Tasks to complete ▸
1 – In the passage on learned distance metrics, what does the writer predict will happen to image understanding?
2 – Reproduce the passage on learned distance metrics between "One obvious response" and "do not seem...", inclusive.

* Start Passage *

Which is why you learn the distance metric. "Mathematically simple" rules for vision, speech recognition, etc. would all be very fragile, but ML seems to solve those tasks just fine.
One obvious response is "but what about adversarial examples"; my position is that image datasets are not rich enough for ML to learn the human-desired concepts; the concepts they do learn are predictive, just not about things we care about.
Another response is "but there are lots of rewards / utilities that are compatible with observed behavior, so you might learn the wrong thing, e.g. you might learn influence-seeking behavior". This is the worry behind inner alignment concerns as well. This seems like a real worry to me, but it's only tangentially related to the complexity / fragility of value.
The natural response to this is "ML seems really good at learning good distance metrics".
No, no they absolutely do not seem...
my position is that image datasets are not rich enough for ML to learn the human-desired concepts; the concepts they do learn are predictive, just not about things we care about.
... right, yes, that is exactly the issue here. They do not learn the things we care about. Whether ML is good at learning predictive distance metrics is irrelevant here; what matters is whether they are good at learning human distance metrics. Maybe throwing more data at the problem will make learned metrics converge to human metrics, but even if it did, would we reliably be able to tell?
The key point is that we don't even know what the relevant distance metric is. Even in human terms, we don't know what the relevant metric is. We cannot expect to be able to distinguish an ML system which has learned the "correct" metric from one which has not.
The key point is that we don't even know what the relevant distance metric is. Even in human terms, we don't know what the relevant metric is. We cannot expect to be able to distinguish an ML system which has learned the "correct" metric from one which has not.
This seems true, and also seems true for the images case, yet I (and I think most researchers) predict that image understanding will get very good / superhuman. What distinguishes the images case from the human values case? My guess at your response is that we aren't applying optimization pressure on the learned distance function for images.
In that case, my response would be that yes, if you froze in place the learned distance metric / "human value representation" at any given point, and then ratcheted up the "capabilities" of the agent, that's reasonably likely to go badly (though I'm not sure, and it depends how much the current agent has already been trained). But presumably the agent is going to continue learning over time.

* End Passage *
* Start Record excerpts *

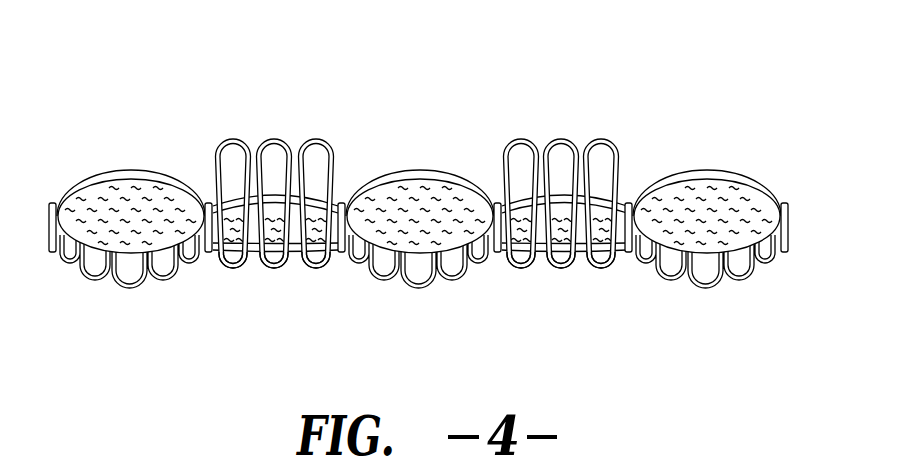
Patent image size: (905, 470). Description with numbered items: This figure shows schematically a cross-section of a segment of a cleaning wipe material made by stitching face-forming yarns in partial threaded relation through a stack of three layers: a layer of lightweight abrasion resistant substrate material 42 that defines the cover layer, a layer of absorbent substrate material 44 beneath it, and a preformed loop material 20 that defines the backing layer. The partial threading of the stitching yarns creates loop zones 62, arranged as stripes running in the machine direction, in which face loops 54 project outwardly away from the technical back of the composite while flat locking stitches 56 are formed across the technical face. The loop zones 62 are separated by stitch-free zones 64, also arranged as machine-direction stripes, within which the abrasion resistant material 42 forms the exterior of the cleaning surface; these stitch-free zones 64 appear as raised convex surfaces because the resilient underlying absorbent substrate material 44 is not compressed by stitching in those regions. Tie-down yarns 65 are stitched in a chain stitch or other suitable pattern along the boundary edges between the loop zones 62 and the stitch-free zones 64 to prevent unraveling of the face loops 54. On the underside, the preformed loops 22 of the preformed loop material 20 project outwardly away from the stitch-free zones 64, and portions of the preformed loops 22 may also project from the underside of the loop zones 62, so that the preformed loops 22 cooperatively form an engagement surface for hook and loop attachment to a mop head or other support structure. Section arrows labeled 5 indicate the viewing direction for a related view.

The section line for FIG. 5 is at (38, 0).
The preformed loop material 20 is at (462, 195).
The preformed loops 22 is at (127, 291).
The abrasion resistant substrate material 42 is at (115, 170).
The absorbent substrate material 44 is at (750, 211).
The face loops 54 is at (265, 136).
The flat locking stitches 56 is at (254, 269).
The loop zones 62 is at (245, 83).
The stitch-free zones 64 is at (138, 160).
The tie-down yarns 65 is at (209, 270).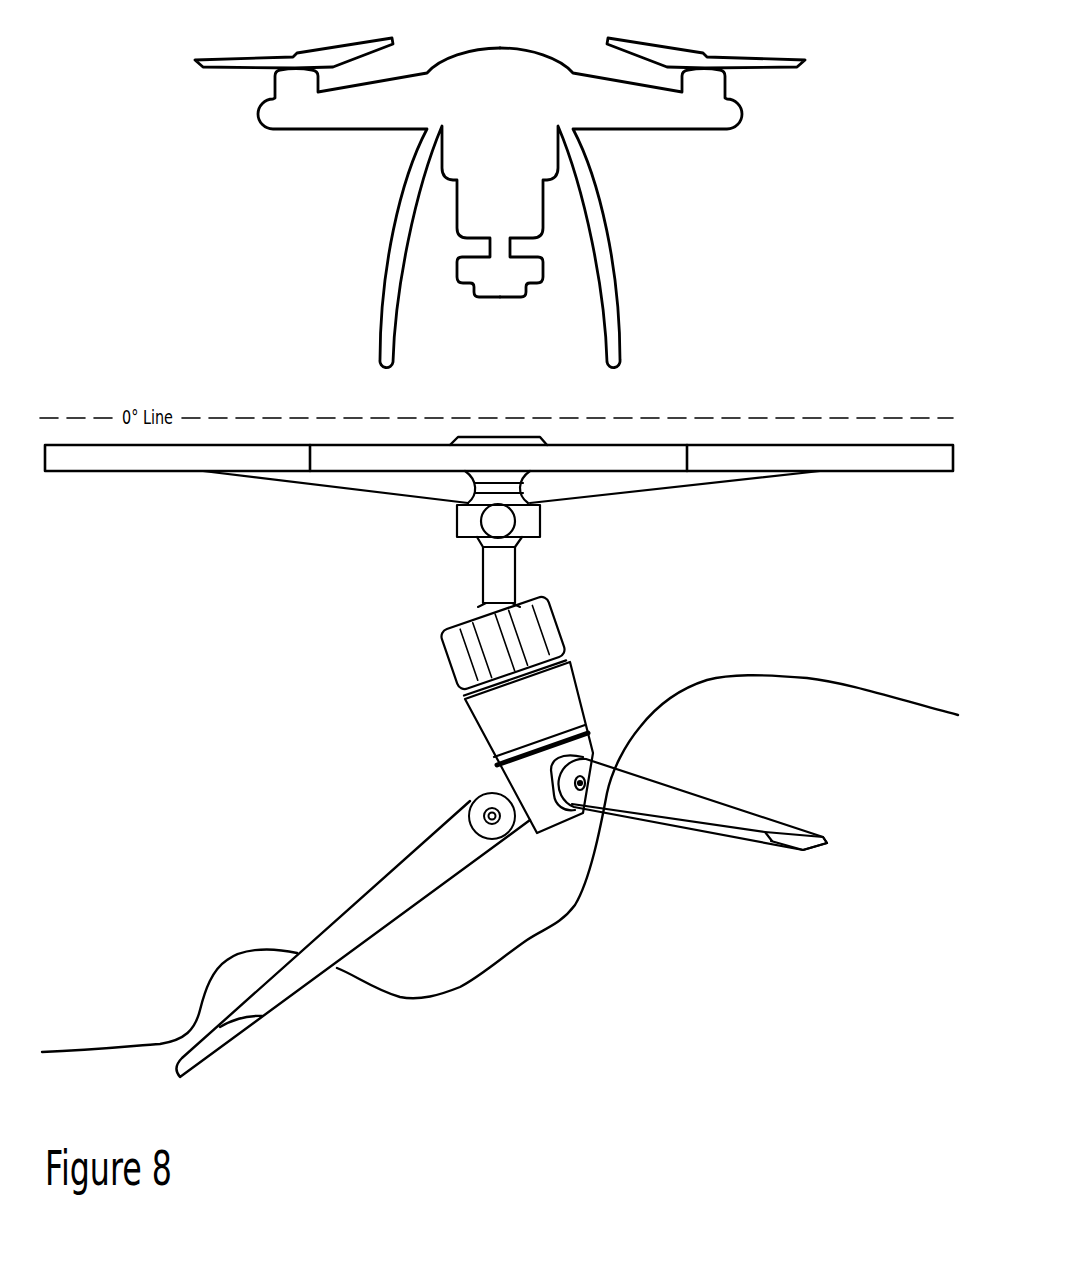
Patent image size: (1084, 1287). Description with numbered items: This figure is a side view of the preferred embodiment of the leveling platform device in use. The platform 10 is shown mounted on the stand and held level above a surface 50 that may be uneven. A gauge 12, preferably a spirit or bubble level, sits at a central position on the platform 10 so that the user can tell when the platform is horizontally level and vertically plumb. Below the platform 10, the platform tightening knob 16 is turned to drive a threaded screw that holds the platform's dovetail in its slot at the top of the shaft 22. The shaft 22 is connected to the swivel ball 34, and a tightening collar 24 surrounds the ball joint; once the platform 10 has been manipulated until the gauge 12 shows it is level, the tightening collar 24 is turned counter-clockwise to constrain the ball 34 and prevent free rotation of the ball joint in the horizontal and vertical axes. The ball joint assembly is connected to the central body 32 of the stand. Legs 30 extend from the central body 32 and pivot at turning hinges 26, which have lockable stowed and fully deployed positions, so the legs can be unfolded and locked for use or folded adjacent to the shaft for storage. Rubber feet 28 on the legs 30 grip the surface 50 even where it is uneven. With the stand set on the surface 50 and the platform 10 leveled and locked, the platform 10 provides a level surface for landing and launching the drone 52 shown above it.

The drone 52 is at (700, 104).
The platform 10 is at (748, 457).
The gauge 12 is at (523, 443).
The platform tightening knob 16 is at (492, 525).
The shaft 22 is at (490, 575).
The ball 34 is at (483, 607).
The tightening collar 24 is at (550, 640).
The central body 32 is at (485, 728).
The turning hinges 26 is at (500, 818).
The legs 30 is at (685, 792).
The rubber feet 28 is at (783, 843).
The surface 50 is at (622, 956).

* End Record excerpts *

Task solutions ▸
1 – Image understanding will get very good or superhuman.

2 –
One obvious response is "but what about adversarial examples"; my position is that image datasets are not rich enough for ML to learn the human-desired concepts; the concepts they do learn are predictive, just not about things we care about.
Another response is "but there are lots of rewards / utilities that are compatible with observed behavior, so you might learn the wrong thing, e.g. you might learn influence-seeking behavior". This is the worry behind inner alignment concerns as well. This seems like a real worry to me, but it's only tangentially related to the complexity / fragility of value.
The natural response to this is "ML seems really good at learning good distance metrics".
No, no they absolutely do not seem...